What to do:
Reproduce all lines of the listing below in which the word "help" occurs.

=== Given entries ===

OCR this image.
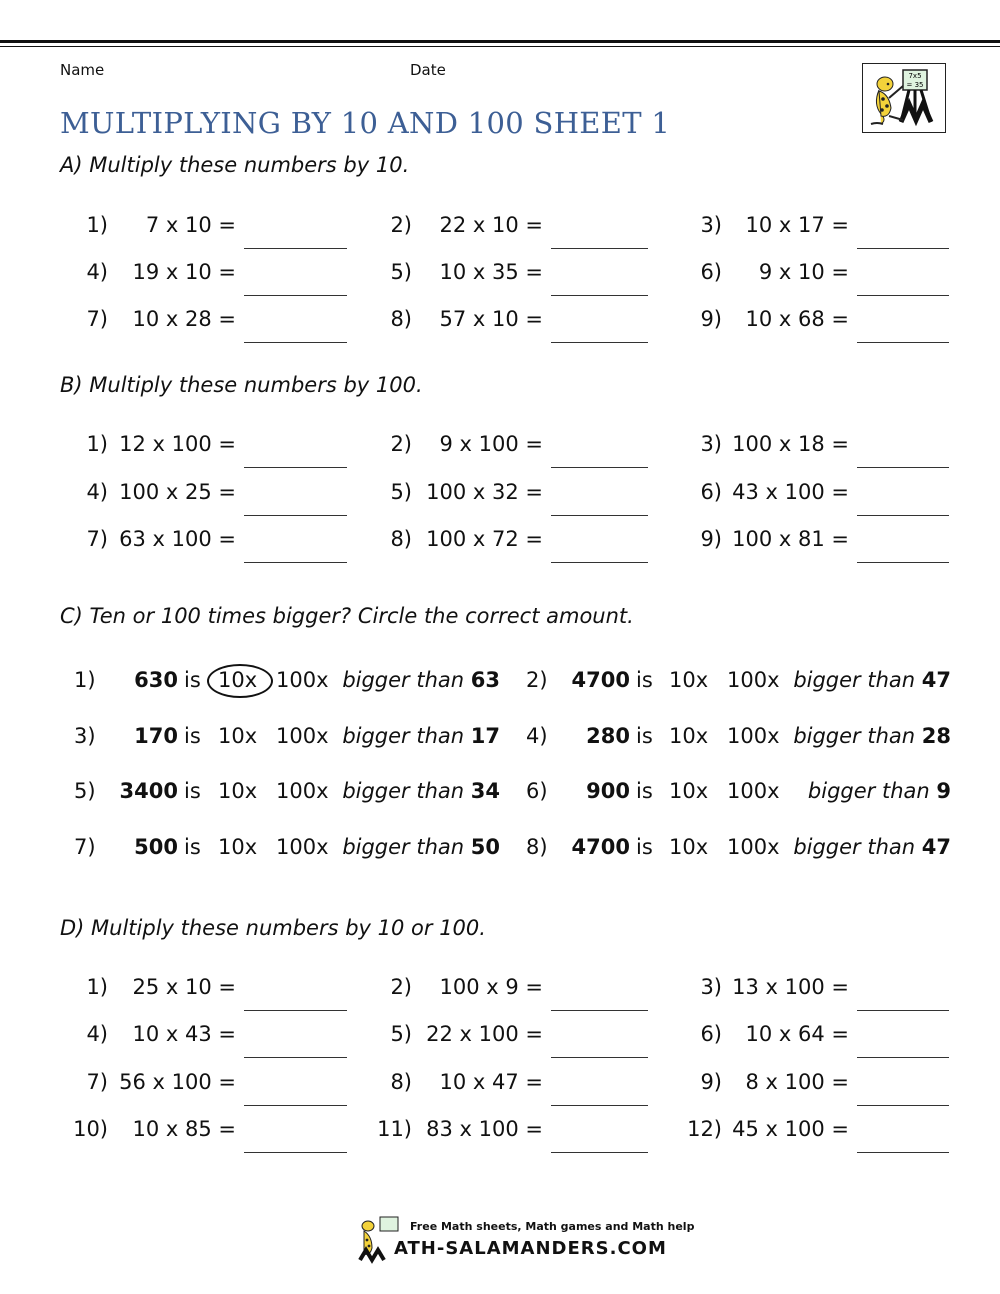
Name	Date	7x5
= 35
MULTIPLYING BY 10 AND 100 SHEET 1
A) Multiply these numbers by 10.
1)	7 x 10 =	2)	22 x 10 =	3)	10 x 17 =
4)	19 x 10 =	5)	10 x 35 =	6)	9 x 10 =
7)	10 x 28 =	8)	57 x 10 =	9)	10 x 68 =
B) Multiply these numbers by 100.
1) 12 x 100 =	2)	9 x 100 =	3) 100 x 18 =
4) 100 x 25 =	5) 100 x 32 =	6) 43 x 100 =
7) 63 x 100 =	8) 100 x 72 =	9) 100 x 81 =
C) Ten or 100 times bigger? Circle the correct amount.
1)	630 is 10x 100x bigger than 63 2)	4700 is 10x 100x bigger than 47
3)	170 is 10x 100x bigger than 17 4)	280 is 10x 100x bigger than 28
5)	3400 is 10x 100x bigger than 34 6)	900 is 10x 100x	bigger than 9
7)	500 is 10x 100x bigger than 50 8)	4700 is 10x 100x bigger than 47
D) Multiply these numbers by 10 or 100.
1)	25 x 10 =	2)	100 x 9 =	3) 13 x 100 =
4)	10 x 43 =	5) 22 x 100 =	6)	10 x 64 =
7) 56 x 100 =	8)	10 x 47 =	9)	8 x 100 =
10)	10 x 85 =	11) 83 x 100 =	12) 45 x 100 =
Free Math sheets, Math games and Math help
ATH-SALAMANDERS.COM
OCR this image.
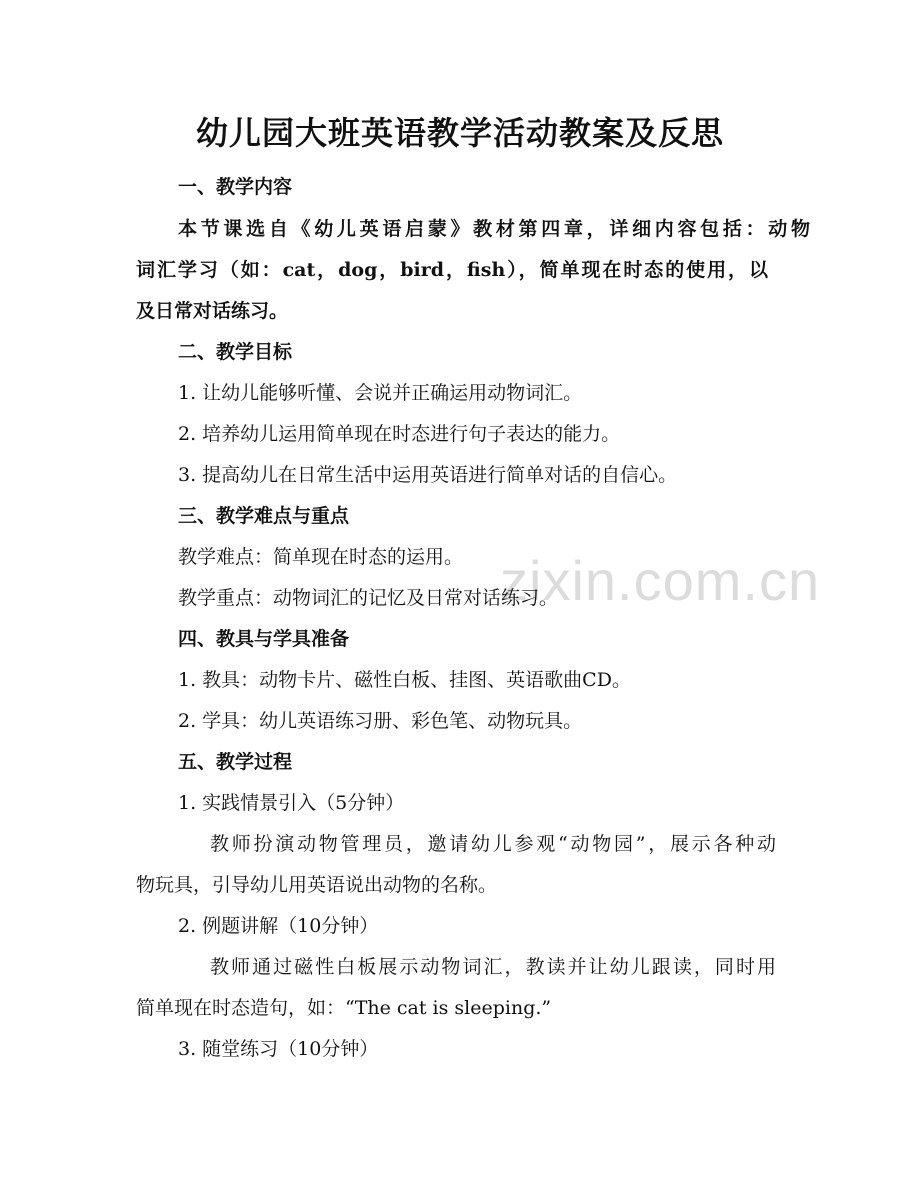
zixin.com.cn
幼儿园大班英语教学活动教案及反思
一、教学内容
本节课选自《幼儿英语启蒙》教材第四章，详细内容包括：动物
词汇学习（如：cat，dog，bird，fish），简单现在时态的使用，以
及日常对话练习。
二、教学目标
1. 让幼儿能够听懂、会说并正确运用动物词汇。
2. 培养幼儿运用简单现在时态进行句子表达的能力。
3. 提高幼儿在日常生活中运用英语进行简单对话的自信心。
三、教学难点与重点
教学难点：简单现在时态的运用。
教学重点：动物词汇的记忆及日常对话练习。
四、教具与学具准备
1. 教具：动物卡片、磁性白板、挂图、英语歌曲CD。
2. 学具：幼儿英语练习册、彩色笔、动物玩具。
五、教学过程
1. 实践情景引入（5分钟）
教师扮演动物管理员，邀请幼儿参观“动物园”，展示各种动
物玩具，引导幼儿用英语说出动物的名称。
2. 例题讲解（10分钟）
教师通过磁性白板展示动物词汇，教读并让幼儿跟读，同时用
简单现在时态造句，如：“The cat is sleeping.”
3. 随堂练习（10分钟）
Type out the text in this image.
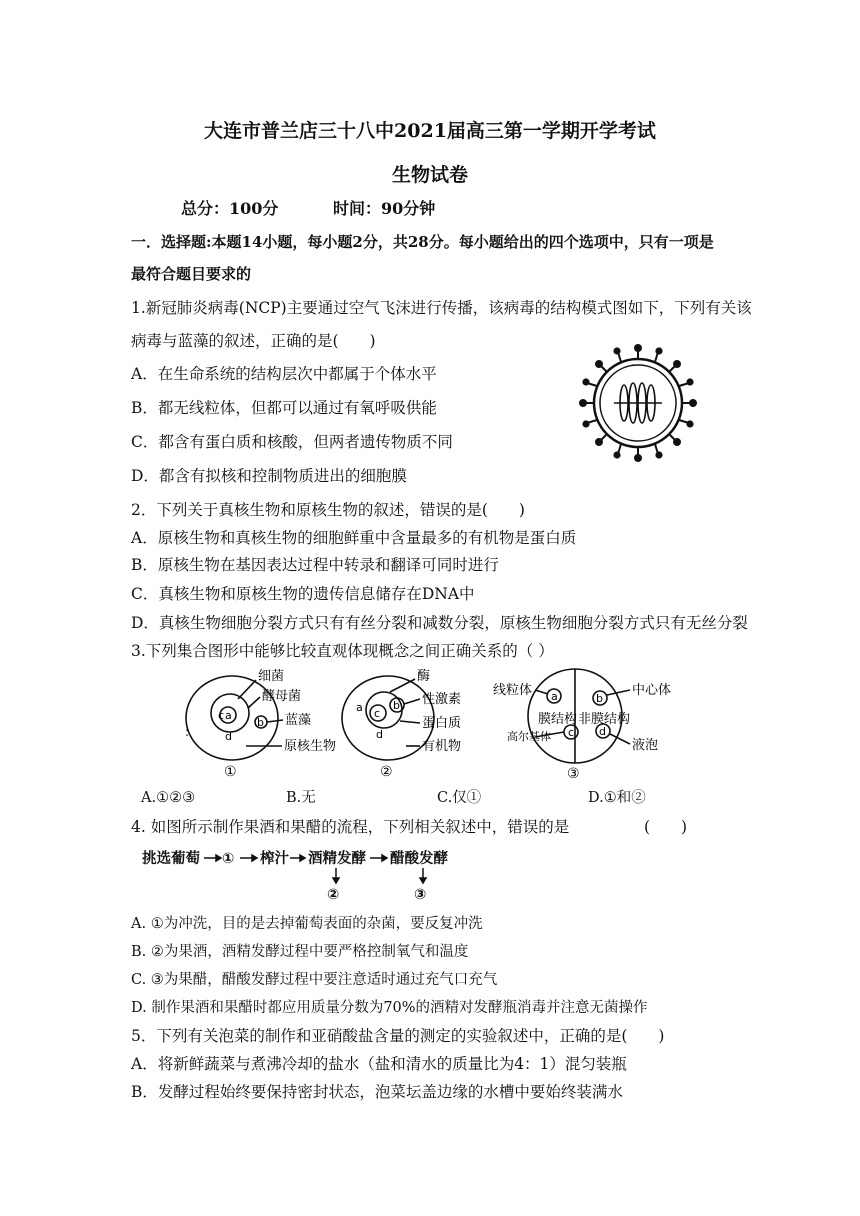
大连市普兰店三十八中2021届高三第一学期开学考试
生物试卷
总分：100分	时间：90分钟
一．选择题:本题14小题，每小题2分，共28分。每小题给出的四个选项中，只有一项是
最符合题目要求的
1.新冠肺炎病毒(NCP)主要通过空气飞沫进行传播，该病毒的结构模式图如下，下列有关该
病毒与蓝藻的叙述，正确的是(　　)
A．在生命系统的结构层次中都属于个体水平
B．都无线粒体，但都可以通过有氧呼吸供能
C．都含有蛋白质和核酸，但两者遗传物质不同
D．都含有拟核和控制物质进出的细胞膜
2．下列关于真核生物和原核生物的叙述，错误的是(　　)
A．原核生物和真核生物的细胞鲜重中含量最多的有机物是蛋白质
B．原核生物在基因表达过程中转录和翻译可同时进行
C．真核生物和原核生物的遗传信息储存在DNA中
D．真核生物细胞分裂方式只有有丝分裂和减数分裂，原核生物细胞分裂方式只有无丝分裂
3.下列集合图形中能够比较直观体现概念之间正确关系的（ ）
细菌
酵母菌
蓝藻
原核生物
c a
b
d
①
:
酶
性激素
蛋白质
有机物
a	b
c
d
②
线粒体	中心体
膜结构 非膜结构
高尔基体
液泡
a	b
c d
③
A.①②③	B.无	C.仅①	D.①和②
4. 如图所示制作果酒和果醋的流程，下列相关叙述中，错误的是	(　　)
挑选葡萄 ① 榨汁 酒精发酵 醋酸发酵
②	③
A. ①为冲洗，目的是去掉葡萄表面的杂菌，要反复冲洗
B. ②为果酒，酒精发酵过程中要严格控制氧气和温度
C. ③为果醋，醋酸发酵过程中要注意适时通过充气口充气
D. 制作果酒和果醋时都应用质量分数为70%的酒精对发酵瓶消毒并注意无菌操作
5．下列有关泡菜的制作和亚硝酸盐含量的测定的实验叙述中，正确的是(　　)
A．将新鲜蔬菜与煮沸冷却的盐水（盐和清水的质量比为4：1）混匀装瓶
B．发酵过程始终要保持密封状态，泡菜坛盖边缘的水槽中要始终装满水
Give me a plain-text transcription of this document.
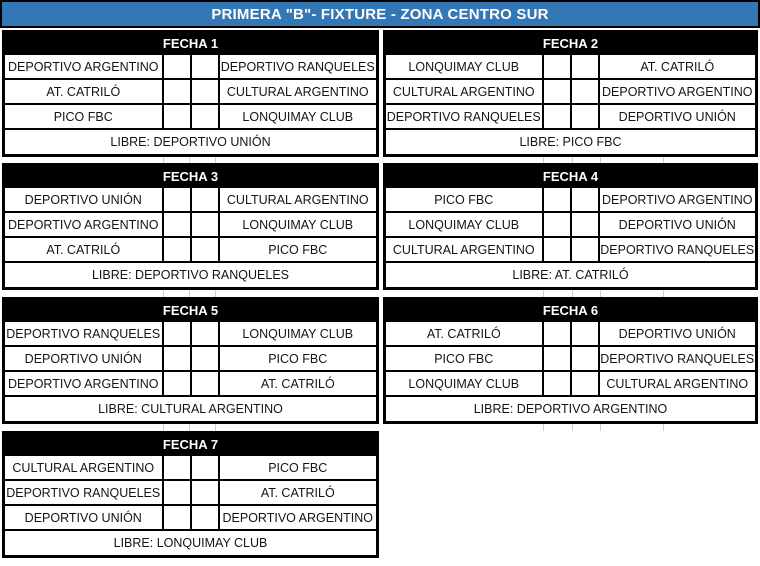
PRIMERA "B"- FIXTURE - ZONA CENTRO SUR
FECHA 1
DEPORTIVO ARGENTINO	DEPORTIVO RANQUELES
AT. CATRILÓ	CULTURAL ARGENTINO
PICO FBC	LONQUIMAY CLUB
LIBRE: DEPORTIVO UNIÓN
FECHA 2
LONQUIMAY CLUB	AT. CATRILÓ
CULTURAL ARGENTINO	DEPORTIVO ARGENTINO
DEPORTIVO RANQUELES	DEPORTIVO UNIÓN
LIBRE: PICO FBC
FECHA 3
DEPORTIVO UNIÓN	CULTURAL ARGENTINO
DEPORTIVO ARGENTINO	LONQUIMAY CLUB
AT. CATRILÓ	PICO FBC
LIBRE: DEPORTIVO RANQUELES
FECHA 4
PICO FBC	DEPORTIVO ARGENTINO
LONQUIMAY CLUB	DEPORTIVO UNIÓN
CULTURAL ARGENTINO	DEPORTIVO RANQUELES
LIBRE: AT. CATRILÓ
FECHA 5
DEPORTIVO RANQUELES	LONQUIMAY CLUB
DEPORTIVO UNIÓN	PICO FBC
DEPORTIVO ARGENTINO	AT. CATRILÓ
LIBRE: CULTURAL ARGENTINO
FECHA 6
AT. CATRILÓ	DEPORTIVO UNIÓN
PICO FBC	DEPORTIVO RANQUELES
LONQUIMAY CLUB	CULTURAL ARGENTINO
LIBRE: DEPORTIVO ARGENTINO
FECHA 7
CULTURAL ARGENTINO	PICO FBC
DEPORTIVO RANQUELES	AT. CATRILÓ
DEPORTIVO UNIÓN	DEPORTIVO ARGENTINO
LIBRE: LONQUIMAY CLUB
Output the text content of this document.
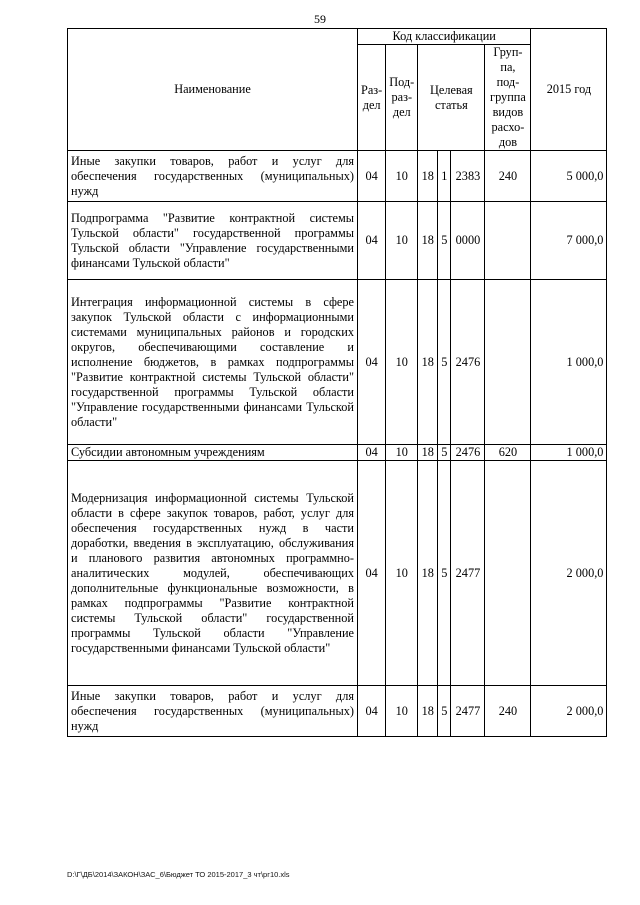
59
Наименование	Код классификации						2015 год
	Раз-дел	Под-раз-дел	Целевая статья			Груп-па, под-группа видов расхо-дов	
Иные закупки товаров, работ и услуг для обеспечения государственных (муниципальных) нужд	04	10	18	1	2383	240	5 000,0
Подпрограмма "Развитие контрактной системы Тульской области" государственной программы Тульской области "Управление государственными финансами Тульской области"	04	10	18	5	0000		7 000,0
Интеграция информационной системы в сфере закупок Тульской области с информационными системами муниципальных районов и городских округов, обеспечивающими составление и исполнение бюджетов, в рамках подпрограммы "Развитие контрактной системы Тульской области" государственной программы Тульской области "Управление государственными финансами Тульской области"	04	10	18	5	2476		1 000,0
Субсидии автономным учреждениям	04	10	18	5	2476	620	1 000,0
Модернизация информационной системы Тульской области в сфере закупок товаров, работ, услуг для обеспечения государственных нужд в части доработки, введения в эксплуатацию, обслуживания и планового развития автономных программно-аналитических модулей, обеспечивающих дополнительные функциональные возможности, в рамках подпрограммы "Развитие контрактной системы Тульской области" государственной программы Тульской области "Управление государственными финансами Тульской области"	04	10	18	5	2477		2 000,0
Иные закупки товаров, работ и услуг для обеспечения государственных (муниципальных) нужд	04	10	18	5	2477	240	2 000,0
D:\Г\ДБ\2014\ЗАКОН\ЗАС_6\Бюджет ТО 2015-2017_3 чт\рг10.xls
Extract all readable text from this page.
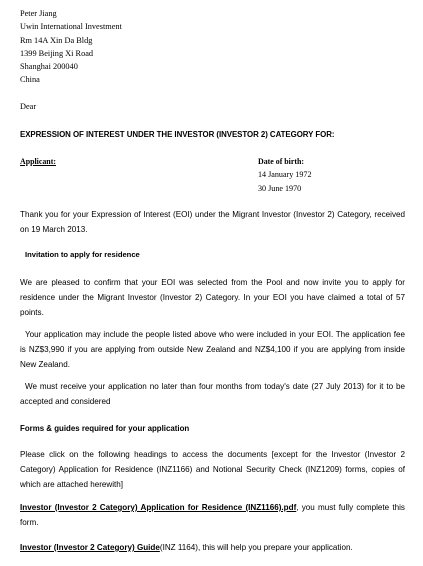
Peter Jiang
Uwin International Investment
Rm 14A Xin Da Bldg
1399 Beijing Xi Road
Shanghai 200040
China
Dear
EXPRESSION OF INTEREST UNDER THE INVESTOR (INVESTOR 2) CATEGORY FOR:
Applicant:	Date of birth:
14 January 1972
30 June 1970
Thank you for your Expression of Interest (EOI) under the Migrant Investor (Investor 2) Category, received on 19 March 2013.
Invitation to apply for residence
We are pleased to confirm that your EOI was selected from the Pool and now invite you to apply for residence under the Migrant Investor (Investor 2) Category. In your EOI you have claimed a total of 57 points.
Your application may include the people listed above who were included in your EOI. The application fee is NZ$3,990 if you are applying from outside New Zealand and NZ$4,100 if you are applying from inside New Zealand.
We must receive your application no later than four months from today's date (27 July 2013) for it to be accepted and considered
Forms & guides required for your application
Please click on the following headings to access the documents [except for the Investor (Investor 2 Category) Application for Residence (INZ1166) and Notional Security Check (INZ1209) forms, copies of which are attached herewith]
Investor (Investor 2 Category) Application for Residence (INZ1166).pdf, you must fully complete this form.
Investor (Investor 2 Category) Guide(INZ 1164), this will help you prepare your application.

===

Solution to this exercise:
Free Math sheets, Math games and Math help
Investor (Investor 2 Category) Guide(INZ 1164), this will help you prepare your application.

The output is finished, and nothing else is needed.